• Extrait du document:
----------------------------------------

De ce fait, d’après le tribunal, la délibération du 2 avril 2021 avait perdu son objet, de sorte à emporter le rejet du recours.
Par requête d’appel déposée au greffe de la Cour administrative le 8 mars 2024, la société (A) a fait entreprendre le jugement précité du 29 janvier 2024 (n° 46194 du rôle) dont elle sollicite la réformation dans le sens de voir prononcer l’annulation de la délibération du conseil communal de Leudelange du 2 avril 2021 ayant décidé d’exercer son droit de préemption concernant le terrain à bâtir litigieux, tout en demandant la condamnation de la commune de Leudelange au paiement d’une indemnité de procédure de 5.000.- €, ainsi qu’à l’entièreté des frais.
Même si ces éléments de fait sont ultérieurs à ceux directement sous analyse dans la présente affaire, il convient de relever que sur base de la délibération du conseil communal de Leudelange du 2 avril 2021 un acte notarié a été conclu le 30 avril 2021 entre la commune et Madame (B), lequel a été approuvé par délibération du conseil communal de Leudelange du 11 mai 2021.
Cette délibération a été approuvée par le ministre de l’Intérieur suivant décision du 25 octobre 2021, ensemble celle du 2 avril 2021 portant exercice du droit de préemption.
4 Par jugement non appelé du 29 janvier 2024 (n° 48270 du rôle), le tribunal administratif annula cette décision ministérielle d’approbation en raison de l’inobservation des dispositions de l’article 9 du règlement grand-ducal du 8 juin 1979 relatif à la procédure à suivre par les administrations relevant de l’Etat et des communes, ci-après « le règlement grand-ducal du 8 juin 1979 ».
Il convient de relever encore qu’en date du 14 juin 2021 les autorités communales avaient décidé de reprendre la procédure d’exercice du droit de préemption en contactant à la fois Madame (B) et la société (A) sur base de l’article 9 du règlement grand-ducal du 8 juin 1979. Cette procédure aboutit à une seconde délibération d’exercice du droit de préemption du 9 juillet 2021, laquelle fut à son tour attaquée en annulation par la société (A).
Par jugement du 29 janvier 2024 (n° 47155 du rôle), le tribunal annula également cette délibération du 9 juillet 2021 pour non-observation des dispositions de l’article 9 du règlement grand-ducal du 8 juin 1979.
Ce jugement fait l’objet d’un appel parallèle de la commune de Leudelange du 7 mars 2024 toisé par arrêt de ce jour (n° 50155 du rôle).
A travers son mémoire en duplique, la commune sollicite la nullité, sinon l’irrecevabilité du présent appel pour violation du principe de l’estoppel.
Elle tire argument de l’allégation de la société (A) qu’elle ne pouvait pas relever appel du jugement précité du 29 janvier 2024 (n° 48270 du rôle) ayant annulé l’approbation ministérielle de la délibération communale du 2 avril 2021 présentement litigieuse parce que ce jugement ne lui causerait pas grief.
La commune en déduit que pareille déclaration fait douter de l’intérêt à agir de l’appelante à ce niveau et lui reproche un défaut de cohérence impliquant la nullité, sinon l’irrecevabilité de l’appel.

----------------------------------------

• Lignes de données:
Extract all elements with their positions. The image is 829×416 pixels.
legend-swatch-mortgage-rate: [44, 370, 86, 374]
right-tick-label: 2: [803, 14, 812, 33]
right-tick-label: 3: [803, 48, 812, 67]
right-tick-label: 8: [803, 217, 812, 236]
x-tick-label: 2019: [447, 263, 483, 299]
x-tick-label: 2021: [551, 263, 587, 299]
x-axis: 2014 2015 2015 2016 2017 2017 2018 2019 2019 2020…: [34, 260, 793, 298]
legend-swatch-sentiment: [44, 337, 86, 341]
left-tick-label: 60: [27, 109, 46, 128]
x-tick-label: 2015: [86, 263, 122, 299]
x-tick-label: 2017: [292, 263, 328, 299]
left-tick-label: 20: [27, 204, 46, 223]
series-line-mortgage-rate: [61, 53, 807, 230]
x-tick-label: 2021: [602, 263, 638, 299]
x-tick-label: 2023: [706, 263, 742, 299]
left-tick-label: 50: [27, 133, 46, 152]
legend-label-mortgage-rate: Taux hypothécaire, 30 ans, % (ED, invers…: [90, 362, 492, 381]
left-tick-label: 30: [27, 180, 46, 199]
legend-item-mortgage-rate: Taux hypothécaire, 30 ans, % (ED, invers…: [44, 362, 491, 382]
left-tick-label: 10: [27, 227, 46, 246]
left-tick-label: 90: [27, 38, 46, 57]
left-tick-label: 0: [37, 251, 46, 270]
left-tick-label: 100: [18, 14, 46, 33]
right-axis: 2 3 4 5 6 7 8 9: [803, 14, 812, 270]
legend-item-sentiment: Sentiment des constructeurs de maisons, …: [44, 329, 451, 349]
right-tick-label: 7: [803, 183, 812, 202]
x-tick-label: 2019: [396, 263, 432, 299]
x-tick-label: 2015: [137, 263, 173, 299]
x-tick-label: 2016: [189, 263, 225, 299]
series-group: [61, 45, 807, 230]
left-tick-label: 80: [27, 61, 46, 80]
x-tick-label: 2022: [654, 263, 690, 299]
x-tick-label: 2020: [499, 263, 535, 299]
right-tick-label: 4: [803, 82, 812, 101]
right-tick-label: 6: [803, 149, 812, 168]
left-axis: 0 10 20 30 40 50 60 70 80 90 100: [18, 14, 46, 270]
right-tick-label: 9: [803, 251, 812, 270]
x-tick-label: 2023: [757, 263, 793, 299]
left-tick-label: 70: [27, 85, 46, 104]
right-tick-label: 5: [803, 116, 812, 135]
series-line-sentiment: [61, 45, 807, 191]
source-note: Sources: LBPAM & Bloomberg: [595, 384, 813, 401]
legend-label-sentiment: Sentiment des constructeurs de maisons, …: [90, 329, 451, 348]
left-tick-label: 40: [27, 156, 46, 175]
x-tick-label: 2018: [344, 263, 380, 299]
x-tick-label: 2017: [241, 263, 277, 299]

----------------------------------------

• Énoncé des tâches:
- 1) Indiquez si chacun des énoncés suivants concorde avec l’extrait du document, par oui ou par non, en citant les mots décisifs du texte : (a) la société (A) réclame une indemnité de procédure de 5.000.- € ; (b) l’acte notarié entre la commune et Madame (B) a été conclu le 11 mai 2021 ; (c) la seconde délibération d’exercice du droit de préemption date du 9 juillet 2021.
- 2) Relevez tous les numéros du rôle mentionnés dans l’extrait du document, chacun une seule fois.

• Corrigé:
- 1)
(a) Oui : « une indemnité de procédure de 5.000.- € ».
(b) Non : « un acte notarié a été conclu le 30 avril 2021 ».
(c) Oui : « une seconde délibération d’exercice du droit de préemption du 9 juillet 2021 ».

- 2) n° 46194, n° 48270, n° 47155, n° 50155